- [Given request] Copy every line of the data that includes the string "added".

============

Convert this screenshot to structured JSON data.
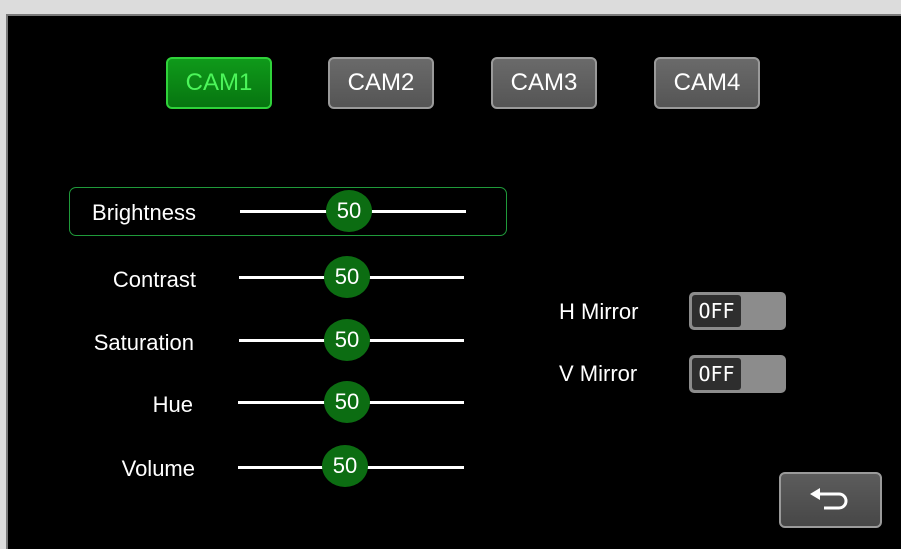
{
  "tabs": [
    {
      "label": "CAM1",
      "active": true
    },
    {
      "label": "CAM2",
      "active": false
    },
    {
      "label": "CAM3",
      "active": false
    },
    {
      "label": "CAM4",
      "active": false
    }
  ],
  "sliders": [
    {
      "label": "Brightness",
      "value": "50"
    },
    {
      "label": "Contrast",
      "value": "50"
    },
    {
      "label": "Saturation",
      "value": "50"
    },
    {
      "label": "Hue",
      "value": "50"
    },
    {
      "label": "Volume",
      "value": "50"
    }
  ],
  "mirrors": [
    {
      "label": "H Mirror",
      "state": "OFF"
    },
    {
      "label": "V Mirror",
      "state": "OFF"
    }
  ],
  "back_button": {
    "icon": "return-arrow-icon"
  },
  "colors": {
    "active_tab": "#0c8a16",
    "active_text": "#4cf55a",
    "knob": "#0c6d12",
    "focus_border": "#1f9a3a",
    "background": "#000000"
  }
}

============

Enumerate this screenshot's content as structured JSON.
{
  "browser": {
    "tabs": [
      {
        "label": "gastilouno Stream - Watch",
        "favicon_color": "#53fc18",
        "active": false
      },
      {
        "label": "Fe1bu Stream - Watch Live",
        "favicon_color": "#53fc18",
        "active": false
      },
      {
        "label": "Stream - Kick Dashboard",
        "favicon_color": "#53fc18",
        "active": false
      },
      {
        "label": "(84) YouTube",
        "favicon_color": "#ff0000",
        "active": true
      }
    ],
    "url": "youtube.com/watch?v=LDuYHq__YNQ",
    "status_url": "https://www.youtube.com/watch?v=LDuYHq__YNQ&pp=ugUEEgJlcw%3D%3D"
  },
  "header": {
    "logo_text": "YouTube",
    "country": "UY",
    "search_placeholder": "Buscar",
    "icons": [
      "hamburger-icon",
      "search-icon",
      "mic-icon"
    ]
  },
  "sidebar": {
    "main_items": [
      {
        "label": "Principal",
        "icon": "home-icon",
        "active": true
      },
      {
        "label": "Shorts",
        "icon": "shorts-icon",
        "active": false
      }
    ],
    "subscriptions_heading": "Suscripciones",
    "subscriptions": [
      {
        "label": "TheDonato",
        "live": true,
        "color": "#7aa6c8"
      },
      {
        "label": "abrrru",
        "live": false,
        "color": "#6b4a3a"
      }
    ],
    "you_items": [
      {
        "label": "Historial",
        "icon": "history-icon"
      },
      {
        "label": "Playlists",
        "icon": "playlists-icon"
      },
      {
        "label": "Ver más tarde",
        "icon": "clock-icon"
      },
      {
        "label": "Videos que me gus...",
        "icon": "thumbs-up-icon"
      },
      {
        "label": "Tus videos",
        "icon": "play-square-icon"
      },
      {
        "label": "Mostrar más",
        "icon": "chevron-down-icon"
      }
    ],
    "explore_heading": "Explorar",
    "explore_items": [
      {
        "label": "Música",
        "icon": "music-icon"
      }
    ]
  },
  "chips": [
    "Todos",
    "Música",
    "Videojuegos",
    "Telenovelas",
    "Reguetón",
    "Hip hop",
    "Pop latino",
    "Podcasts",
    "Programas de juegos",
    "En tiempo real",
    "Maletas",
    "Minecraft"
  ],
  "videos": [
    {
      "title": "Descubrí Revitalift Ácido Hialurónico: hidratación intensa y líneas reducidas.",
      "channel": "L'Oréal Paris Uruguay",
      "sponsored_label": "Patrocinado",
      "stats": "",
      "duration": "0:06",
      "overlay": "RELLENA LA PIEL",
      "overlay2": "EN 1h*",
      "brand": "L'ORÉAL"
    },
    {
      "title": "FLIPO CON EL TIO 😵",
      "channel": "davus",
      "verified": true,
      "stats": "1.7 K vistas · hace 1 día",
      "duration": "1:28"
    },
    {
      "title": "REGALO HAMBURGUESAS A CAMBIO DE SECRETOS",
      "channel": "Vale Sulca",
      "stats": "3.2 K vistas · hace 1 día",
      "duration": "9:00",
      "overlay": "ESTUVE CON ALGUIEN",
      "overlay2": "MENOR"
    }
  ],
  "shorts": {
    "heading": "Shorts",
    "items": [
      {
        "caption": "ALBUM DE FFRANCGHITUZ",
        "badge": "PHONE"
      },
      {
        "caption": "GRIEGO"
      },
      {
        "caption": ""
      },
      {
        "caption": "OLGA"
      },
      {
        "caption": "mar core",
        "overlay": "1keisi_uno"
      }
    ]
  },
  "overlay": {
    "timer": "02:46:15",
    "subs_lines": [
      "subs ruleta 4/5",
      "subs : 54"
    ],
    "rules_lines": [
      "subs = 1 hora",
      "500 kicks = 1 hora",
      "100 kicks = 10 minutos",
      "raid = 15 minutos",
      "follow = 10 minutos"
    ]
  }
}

============

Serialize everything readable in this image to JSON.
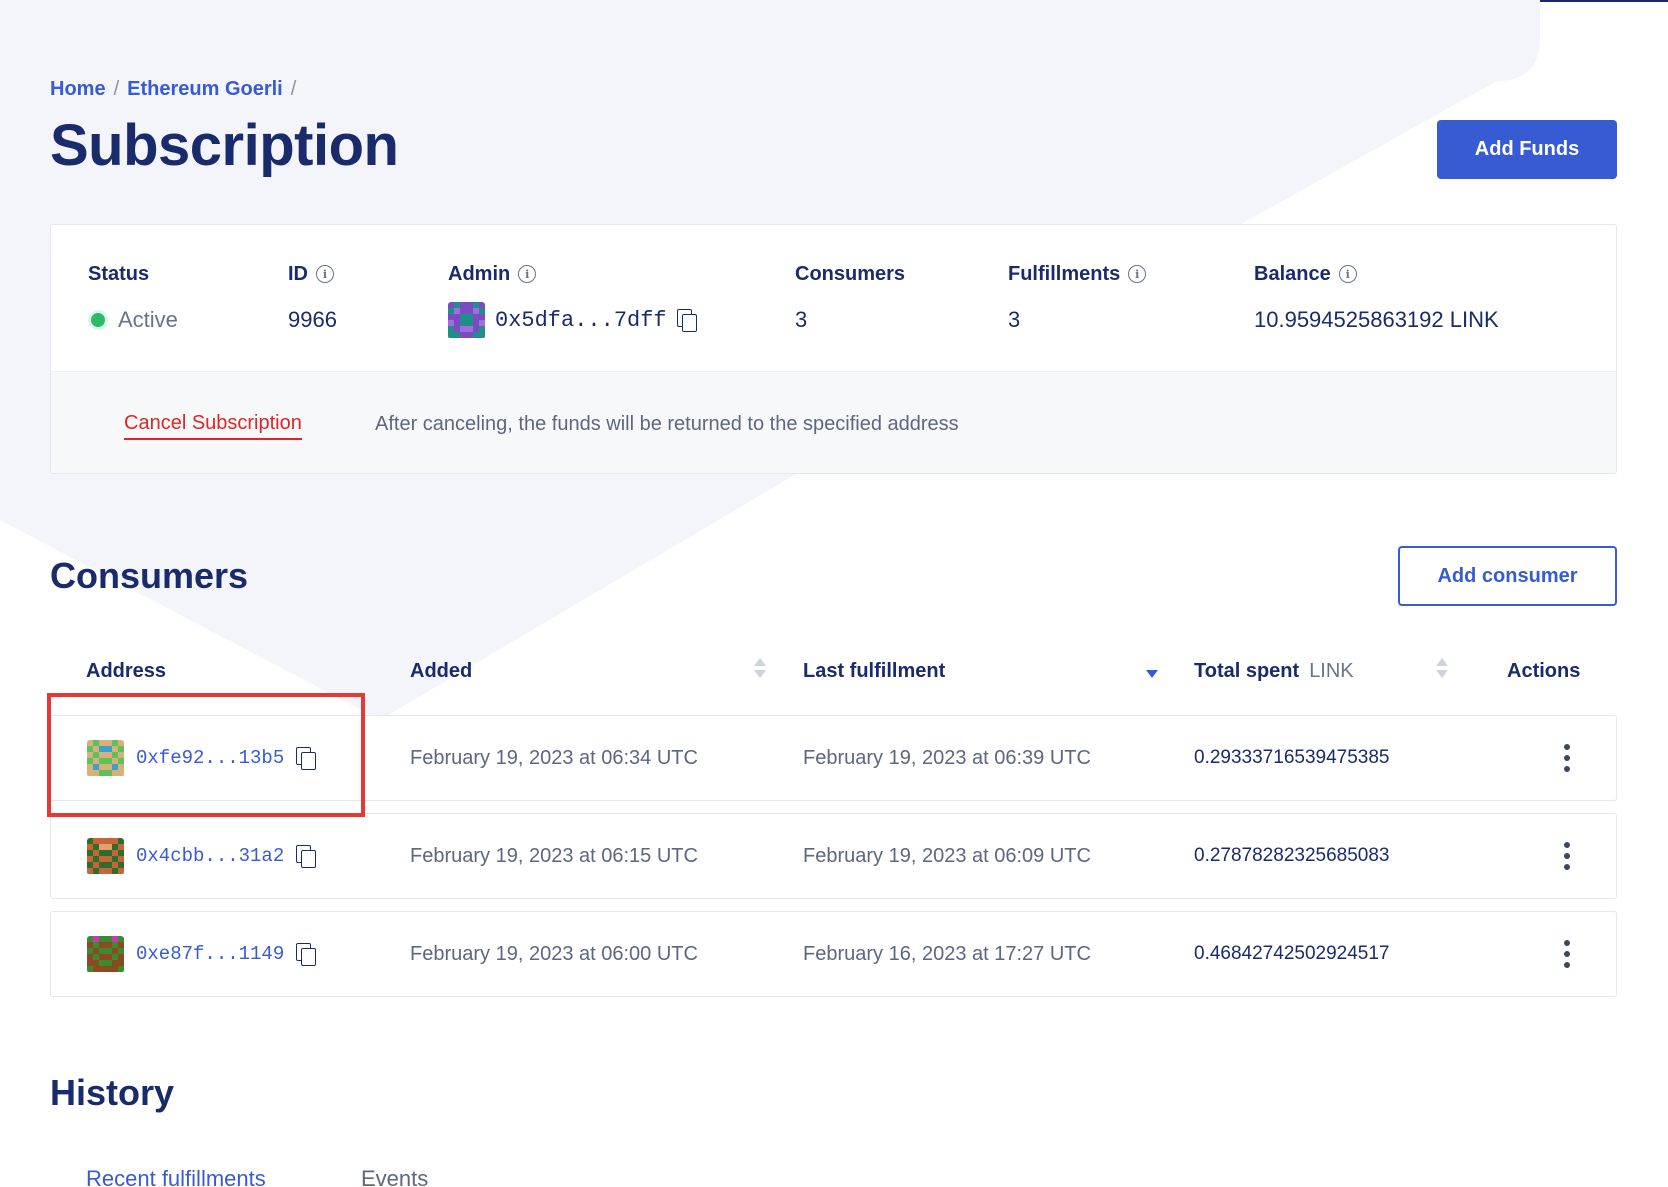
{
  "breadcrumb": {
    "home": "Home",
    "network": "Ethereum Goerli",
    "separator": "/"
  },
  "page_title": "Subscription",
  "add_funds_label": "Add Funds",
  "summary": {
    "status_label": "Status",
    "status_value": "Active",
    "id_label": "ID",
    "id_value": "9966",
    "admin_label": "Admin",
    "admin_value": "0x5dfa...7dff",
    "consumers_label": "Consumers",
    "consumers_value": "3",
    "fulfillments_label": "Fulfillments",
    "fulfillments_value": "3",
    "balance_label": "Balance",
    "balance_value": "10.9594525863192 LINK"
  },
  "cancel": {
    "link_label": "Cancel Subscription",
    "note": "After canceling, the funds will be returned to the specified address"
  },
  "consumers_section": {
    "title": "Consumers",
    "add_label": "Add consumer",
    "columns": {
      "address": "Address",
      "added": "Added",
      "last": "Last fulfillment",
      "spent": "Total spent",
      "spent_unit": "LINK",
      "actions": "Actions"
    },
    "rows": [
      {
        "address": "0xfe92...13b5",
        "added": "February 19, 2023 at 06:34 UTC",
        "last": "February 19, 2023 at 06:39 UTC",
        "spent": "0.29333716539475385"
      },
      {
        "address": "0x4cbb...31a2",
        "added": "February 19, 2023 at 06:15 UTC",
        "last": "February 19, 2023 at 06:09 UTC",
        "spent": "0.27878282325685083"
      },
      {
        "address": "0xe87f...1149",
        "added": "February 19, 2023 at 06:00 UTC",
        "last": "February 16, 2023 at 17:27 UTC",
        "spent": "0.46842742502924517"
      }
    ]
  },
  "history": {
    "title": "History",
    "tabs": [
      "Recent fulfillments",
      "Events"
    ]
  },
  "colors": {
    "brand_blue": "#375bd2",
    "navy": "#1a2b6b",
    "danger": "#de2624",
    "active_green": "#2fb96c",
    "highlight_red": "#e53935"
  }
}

============

- [Expected answer]
      "added": "Added",
        "added": "February 19, 2023 at 06:34 UTC",
        "added": "February 19, 2023 at 06:15 UTC",
        "added": "February 19, 2023 at 06:00 UTC",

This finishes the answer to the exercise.